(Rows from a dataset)

━━━━━━━━━━━━━━━━━━━━━━━━━━━━━━

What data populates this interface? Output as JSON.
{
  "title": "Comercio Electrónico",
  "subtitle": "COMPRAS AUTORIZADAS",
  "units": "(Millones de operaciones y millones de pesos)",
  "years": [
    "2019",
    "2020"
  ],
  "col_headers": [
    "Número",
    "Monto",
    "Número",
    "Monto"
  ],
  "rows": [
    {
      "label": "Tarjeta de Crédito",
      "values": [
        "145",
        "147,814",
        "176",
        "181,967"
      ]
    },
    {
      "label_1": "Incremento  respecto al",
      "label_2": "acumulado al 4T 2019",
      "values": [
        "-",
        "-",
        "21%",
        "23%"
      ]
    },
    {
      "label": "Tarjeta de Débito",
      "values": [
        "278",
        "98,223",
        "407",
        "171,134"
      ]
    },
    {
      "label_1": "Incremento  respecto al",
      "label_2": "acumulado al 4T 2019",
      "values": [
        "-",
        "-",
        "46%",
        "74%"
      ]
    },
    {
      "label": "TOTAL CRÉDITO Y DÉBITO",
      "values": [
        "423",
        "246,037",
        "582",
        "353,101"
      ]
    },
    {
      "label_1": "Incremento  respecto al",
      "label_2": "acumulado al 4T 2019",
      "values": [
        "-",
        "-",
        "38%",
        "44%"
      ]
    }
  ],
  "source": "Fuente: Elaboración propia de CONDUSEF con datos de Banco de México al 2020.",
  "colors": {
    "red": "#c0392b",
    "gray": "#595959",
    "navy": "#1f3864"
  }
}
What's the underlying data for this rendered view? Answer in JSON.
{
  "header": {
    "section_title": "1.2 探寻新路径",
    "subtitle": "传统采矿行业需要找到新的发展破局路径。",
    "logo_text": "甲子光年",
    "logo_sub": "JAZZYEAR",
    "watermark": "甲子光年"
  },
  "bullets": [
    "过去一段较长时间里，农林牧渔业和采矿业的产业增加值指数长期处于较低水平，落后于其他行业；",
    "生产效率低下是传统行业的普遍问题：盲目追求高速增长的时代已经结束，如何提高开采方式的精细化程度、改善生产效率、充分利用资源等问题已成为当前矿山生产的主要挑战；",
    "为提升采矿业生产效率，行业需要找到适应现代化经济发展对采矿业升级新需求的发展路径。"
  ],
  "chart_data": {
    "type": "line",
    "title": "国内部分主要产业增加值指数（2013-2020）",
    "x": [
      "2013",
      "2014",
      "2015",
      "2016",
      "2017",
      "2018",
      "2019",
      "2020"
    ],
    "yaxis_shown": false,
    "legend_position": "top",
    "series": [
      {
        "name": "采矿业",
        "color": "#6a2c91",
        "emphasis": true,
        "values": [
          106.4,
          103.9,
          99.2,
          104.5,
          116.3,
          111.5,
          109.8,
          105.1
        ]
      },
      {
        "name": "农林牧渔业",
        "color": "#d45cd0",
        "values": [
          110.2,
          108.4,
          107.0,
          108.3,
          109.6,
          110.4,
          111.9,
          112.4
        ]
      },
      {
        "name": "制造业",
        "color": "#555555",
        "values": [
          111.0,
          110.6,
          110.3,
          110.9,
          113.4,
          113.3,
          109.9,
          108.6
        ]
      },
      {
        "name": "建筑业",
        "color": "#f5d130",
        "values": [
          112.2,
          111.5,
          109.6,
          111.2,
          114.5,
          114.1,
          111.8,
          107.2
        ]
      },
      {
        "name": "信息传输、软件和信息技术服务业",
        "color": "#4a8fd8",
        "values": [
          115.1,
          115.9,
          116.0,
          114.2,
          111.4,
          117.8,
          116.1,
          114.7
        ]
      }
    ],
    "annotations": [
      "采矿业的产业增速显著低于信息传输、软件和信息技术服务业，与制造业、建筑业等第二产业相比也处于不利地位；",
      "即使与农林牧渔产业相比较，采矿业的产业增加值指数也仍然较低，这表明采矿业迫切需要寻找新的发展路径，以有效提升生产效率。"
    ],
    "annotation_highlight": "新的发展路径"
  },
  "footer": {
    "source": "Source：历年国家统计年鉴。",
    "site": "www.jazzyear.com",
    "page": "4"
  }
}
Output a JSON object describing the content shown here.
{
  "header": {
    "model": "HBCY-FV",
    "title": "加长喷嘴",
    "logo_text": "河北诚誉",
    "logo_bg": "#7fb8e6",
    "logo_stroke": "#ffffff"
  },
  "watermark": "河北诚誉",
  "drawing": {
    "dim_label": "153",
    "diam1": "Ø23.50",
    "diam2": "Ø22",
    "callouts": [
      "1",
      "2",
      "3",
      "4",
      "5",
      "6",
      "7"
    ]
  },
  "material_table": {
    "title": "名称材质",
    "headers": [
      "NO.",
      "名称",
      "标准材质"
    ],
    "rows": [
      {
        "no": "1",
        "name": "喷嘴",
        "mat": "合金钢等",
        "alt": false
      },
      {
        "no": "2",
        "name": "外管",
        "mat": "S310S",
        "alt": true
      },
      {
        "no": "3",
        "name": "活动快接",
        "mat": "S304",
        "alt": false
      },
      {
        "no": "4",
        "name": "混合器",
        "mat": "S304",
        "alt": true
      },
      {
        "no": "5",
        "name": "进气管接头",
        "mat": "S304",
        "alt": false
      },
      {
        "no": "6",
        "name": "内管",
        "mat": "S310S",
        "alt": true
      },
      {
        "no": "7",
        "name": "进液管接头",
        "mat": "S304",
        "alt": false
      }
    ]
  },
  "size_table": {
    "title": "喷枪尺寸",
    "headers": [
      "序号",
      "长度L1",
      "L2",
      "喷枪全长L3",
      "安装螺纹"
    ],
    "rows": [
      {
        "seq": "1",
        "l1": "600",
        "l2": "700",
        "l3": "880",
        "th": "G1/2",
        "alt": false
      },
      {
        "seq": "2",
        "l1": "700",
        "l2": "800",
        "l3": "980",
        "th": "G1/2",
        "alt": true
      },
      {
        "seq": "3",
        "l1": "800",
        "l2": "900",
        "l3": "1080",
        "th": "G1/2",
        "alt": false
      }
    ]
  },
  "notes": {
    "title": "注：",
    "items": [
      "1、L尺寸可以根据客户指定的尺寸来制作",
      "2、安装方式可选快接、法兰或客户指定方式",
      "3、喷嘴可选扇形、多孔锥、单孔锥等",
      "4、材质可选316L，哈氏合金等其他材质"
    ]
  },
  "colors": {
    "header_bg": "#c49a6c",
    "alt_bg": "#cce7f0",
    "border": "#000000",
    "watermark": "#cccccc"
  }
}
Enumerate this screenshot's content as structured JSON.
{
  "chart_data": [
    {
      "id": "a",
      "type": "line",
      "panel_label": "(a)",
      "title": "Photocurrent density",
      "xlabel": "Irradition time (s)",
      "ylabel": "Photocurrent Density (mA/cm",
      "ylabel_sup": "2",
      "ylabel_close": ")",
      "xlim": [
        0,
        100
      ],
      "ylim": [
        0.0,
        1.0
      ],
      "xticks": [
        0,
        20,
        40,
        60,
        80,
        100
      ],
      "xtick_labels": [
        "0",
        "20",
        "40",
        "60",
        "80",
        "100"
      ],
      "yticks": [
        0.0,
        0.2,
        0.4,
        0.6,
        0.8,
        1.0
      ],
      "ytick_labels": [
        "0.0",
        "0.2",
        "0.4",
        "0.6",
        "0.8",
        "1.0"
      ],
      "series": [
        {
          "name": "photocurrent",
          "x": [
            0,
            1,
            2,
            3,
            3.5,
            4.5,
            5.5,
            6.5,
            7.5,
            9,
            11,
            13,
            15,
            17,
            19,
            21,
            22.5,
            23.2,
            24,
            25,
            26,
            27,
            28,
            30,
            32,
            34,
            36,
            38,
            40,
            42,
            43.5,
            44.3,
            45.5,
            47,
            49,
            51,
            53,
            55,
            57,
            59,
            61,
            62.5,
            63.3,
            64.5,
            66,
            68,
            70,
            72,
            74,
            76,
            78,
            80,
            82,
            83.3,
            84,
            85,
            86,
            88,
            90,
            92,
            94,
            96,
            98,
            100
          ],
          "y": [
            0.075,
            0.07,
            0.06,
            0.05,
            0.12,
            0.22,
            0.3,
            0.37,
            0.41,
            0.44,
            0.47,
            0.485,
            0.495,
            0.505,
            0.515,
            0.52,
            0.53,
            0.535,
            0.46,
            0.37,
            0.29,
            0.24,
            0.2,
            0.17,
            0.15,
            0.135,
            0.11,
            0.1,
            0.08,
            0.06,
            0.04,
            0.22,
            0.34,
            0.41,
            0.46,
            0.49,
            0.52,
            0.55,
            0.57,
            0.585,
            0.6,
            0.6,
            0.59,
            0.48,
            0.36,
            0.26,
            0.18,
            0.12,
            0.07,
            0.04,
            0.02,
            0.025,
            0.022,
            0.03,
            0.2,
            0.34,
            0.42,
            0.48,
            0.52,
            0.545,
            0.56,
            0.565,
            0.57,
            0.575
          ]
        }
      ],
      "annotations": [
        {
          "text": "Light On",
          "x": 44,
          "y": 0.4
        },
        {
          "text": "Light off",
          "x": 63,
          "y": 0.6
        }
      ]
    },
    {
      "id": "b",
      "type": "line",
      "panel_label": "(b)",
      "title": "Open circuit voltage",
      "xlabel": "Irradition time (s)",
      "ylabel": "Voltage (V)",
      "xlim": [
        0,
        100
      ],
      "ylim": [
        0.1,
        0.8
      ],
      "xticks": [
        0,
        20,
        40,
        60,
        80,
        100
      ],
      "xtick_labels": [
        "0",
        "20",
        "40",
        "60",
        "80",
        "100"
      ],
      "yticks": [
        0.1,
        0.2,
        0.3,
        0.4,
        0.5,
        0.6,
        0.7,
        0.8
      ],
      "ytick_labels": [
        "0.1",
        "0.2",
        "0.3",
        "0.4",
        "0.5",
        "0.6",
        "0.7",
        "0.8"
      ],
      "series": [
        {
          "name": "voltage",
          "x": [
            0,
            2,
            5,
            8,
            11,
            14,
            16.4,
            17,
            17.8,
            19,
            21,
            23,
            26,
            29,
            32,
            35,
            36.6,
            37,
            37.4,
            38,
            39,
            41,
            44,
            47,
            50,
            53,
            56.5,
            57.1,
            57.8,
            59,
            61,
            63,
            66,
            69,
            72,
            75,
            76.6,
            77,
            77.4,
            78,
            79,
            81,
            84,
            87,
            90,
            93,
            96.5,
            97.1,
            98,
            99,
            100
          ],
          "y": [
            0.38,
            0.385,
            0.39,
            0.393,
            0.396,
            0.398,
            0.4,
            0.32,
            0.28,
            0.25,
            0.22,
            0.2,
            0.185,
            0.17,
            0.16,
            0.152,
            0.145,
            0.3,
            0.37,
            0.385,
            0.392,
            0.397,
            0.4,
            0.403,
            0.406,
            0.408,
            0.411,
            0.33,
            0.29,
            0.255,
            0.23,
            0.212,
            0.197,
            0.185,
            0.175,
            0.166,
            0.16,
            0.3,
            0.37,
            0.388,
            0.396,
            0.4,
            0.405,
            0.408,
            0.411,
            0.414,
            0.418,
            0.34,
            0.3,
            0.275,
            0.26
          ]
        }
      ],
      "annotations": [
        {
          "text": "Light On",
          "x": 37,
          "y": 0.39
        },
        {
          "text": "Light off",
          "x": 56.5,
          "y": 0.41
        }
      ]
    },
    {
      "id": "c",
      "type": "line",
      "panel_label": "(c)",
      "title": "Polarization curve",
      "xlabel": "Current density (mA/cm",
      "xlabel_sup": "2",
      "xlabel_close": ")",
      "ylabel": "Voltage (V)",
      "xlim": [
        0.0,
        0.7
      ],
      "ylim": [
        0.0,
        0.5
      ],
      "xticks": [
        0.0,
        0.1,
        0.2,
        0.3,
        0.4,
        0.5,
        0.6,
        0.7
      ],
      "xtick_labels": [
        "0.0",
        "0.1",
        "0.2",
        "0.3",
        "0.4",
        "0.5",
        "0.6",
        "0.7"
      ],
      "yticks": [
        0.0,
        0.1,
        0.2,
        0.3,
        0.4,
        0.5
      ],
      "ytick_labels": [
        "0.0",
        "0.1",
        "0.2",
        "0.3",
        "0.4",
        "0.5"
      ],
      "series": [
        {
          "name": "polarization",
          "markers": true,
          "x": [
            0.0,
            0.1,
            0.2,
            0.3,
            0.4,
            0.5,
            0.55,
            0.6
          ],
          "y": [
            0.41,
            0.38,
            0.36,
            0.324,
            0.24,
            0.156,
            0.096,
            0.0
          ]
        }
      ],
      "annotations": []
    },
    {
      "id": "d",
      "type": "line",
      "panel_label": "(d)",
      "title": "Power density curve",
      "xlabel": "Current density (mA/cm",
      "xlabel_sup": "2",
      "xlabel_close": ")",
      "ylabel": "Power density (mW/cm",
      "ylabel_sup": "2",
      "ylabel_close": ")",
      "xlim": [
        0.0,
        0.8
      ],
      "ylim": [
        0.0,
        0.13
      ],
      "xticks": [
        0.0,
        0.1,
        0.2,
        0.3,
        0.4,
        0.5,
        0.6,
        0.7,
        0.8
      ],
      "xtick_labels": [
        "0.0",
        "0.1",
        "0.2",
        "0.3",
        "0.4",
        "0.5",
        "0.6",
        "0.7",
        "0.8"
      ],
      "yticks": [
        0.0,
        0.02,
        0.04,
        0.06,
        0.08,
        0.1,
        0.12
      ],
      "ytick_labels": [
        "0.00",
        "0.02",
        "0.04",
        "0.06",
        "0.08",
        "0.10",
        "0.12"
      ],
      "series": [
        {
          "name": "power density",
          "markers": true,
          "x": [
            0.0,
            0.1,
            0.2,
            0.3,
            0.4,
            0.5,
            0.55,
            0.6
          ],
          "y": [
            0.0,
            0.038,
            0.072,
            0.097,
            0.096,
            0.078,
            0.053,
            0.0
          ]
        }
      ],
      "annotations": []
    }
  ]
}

━━━━━━━━━━━━━━━━━━━━━━━━━━━━━━

TASK DESCRIPTION -> Search the data for the string "source". List each line that has it.

REPLY TO THE TASK ->
  "source": "Fuente: Elaboración propia de CONDUSEF con datos de Banco de México al 2020.",
    "source": "Source：历年国家统计年鉴。",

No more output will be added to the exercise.